Will you give the material below again, every line exactly as it is?
-- Begin Listing --
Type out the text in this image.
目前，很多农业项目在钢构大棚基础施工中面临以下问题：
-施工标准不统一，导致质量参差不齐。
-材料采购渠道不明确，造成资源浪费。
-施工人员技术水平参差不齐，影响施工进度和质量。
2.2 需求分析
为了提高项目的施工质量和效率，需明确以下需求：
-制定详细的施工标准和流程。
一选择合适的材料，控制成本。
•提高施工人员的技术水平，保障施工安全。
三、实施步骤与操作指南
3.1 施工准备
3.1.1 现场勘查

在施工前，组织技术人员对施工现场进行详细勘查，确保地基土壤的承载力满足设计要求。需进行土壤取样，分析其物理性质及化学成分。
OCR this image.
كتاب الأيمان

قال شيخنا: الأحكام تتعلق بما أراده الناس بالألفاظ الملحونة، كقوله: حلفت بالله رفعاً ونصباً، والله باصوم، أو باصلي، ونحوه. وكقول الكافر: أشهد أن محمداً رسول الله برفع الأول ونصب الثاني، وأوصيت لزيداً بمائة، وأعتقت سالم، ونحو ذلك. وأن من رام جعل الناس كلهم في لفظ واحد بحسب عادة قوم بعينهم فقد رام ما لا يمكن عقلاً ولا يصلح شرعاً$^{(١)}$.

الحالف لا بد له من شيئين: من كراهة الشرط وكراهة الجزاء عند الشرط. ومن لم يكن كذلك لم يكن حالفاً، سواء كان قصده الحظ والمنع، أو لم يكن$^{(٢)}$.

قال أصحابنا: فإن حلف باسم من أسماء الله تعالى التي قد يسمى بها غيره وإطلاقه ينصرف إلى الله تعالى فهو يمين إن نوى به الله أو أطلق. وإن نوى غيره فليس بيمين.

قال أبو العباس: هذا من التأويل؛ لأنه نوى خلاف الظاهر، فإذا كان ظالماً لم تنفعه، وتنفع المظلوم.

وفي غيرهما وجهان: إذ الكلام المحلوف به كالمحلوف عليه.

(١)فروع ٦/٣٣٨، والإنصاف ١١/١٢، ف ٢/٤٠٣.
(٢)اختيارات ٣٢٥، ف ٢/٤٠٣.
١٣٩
-- End Listing --
[Exercise answer]:
Type out the text in this image.
目前，很多农业项目在钢构大棚基础施工中面临以下问题：
-施工标准不统一，导致质量参差不齐。
-材料采购渠道不明确，造成资源浪费。
-施工人员技术水平参差不齐，影响施工进度和质量。
2.2 需求分析
为了提高项目的施工质量和效率，需明确以下需求：
-制定详细的施工标准和流程。
一选择合适的材料，控制成本。
•提高施工人员的技术水平，保障施工安全。
三、实施步骤与操作指南
3.1 施工准备
3.1.1 现场勘查

在施工前，组织技术人员对施工现场进行详细勘查，确保地基土壤的承载力满足设计要求。需进行土壤取样，分析其物理性质及化学成分。
OCR this image.
كتاب الأيمان

قال شيخنا: الأحكام تتعلق بما أراده الناس بالألفاظ الملحونة، كقوله: حلفت بالله رفعاً ونصباً، والله باصوم، أو باصلي، ونحوه. وكقول الكافر: أشهد أن محمداً رسول الله برفع الأول ونصب الثاني، وأوصيت لزيداً بمائة، وأعتقت سالم، ونحو ذلك. وأن من رام جعل الناس كلهم في لفظ واحد بحسب عادة قوم بعينهم فقد رام ما لا يمكن عقلاً ولا يصلح شرعاً$^{(١)}$.

الحالف لا بد له من شيئين: من كراهة الشرط وكراهة الجزاء عند الشرط. ومن لم يكن كذلك لم يكن حالفاً، سواء كان قصده الحظ والمنع، أو لم يكن$^{(٢)}$.

قال أصحابنا: فإن حلف باسم من أسماء الله تعالى التي قد يسمى بها غيره وإطلاقه ينصرف إلى الله تعالى فهو يمين إن نوى به الله أو أطلق. وإن نوى غيره فليس بيمين.

قال أبو العباس: هذا من التأويل؛ لأنه نوى خلاف الظاهر، فإذا كان ظالماً لم تنفعه، وتنفع المظلوم.

وفي غيرهما وجهان: إذ الكلام المحلوف به كالمحلوف عليه.

(١)فروع ٦/٣٣٨، والإنصاف ١١/١٢، ف ٢/٤٠٣.
(٢)اختيارات ٣٢٥، ف ٢/٤٠٣.
١٣٩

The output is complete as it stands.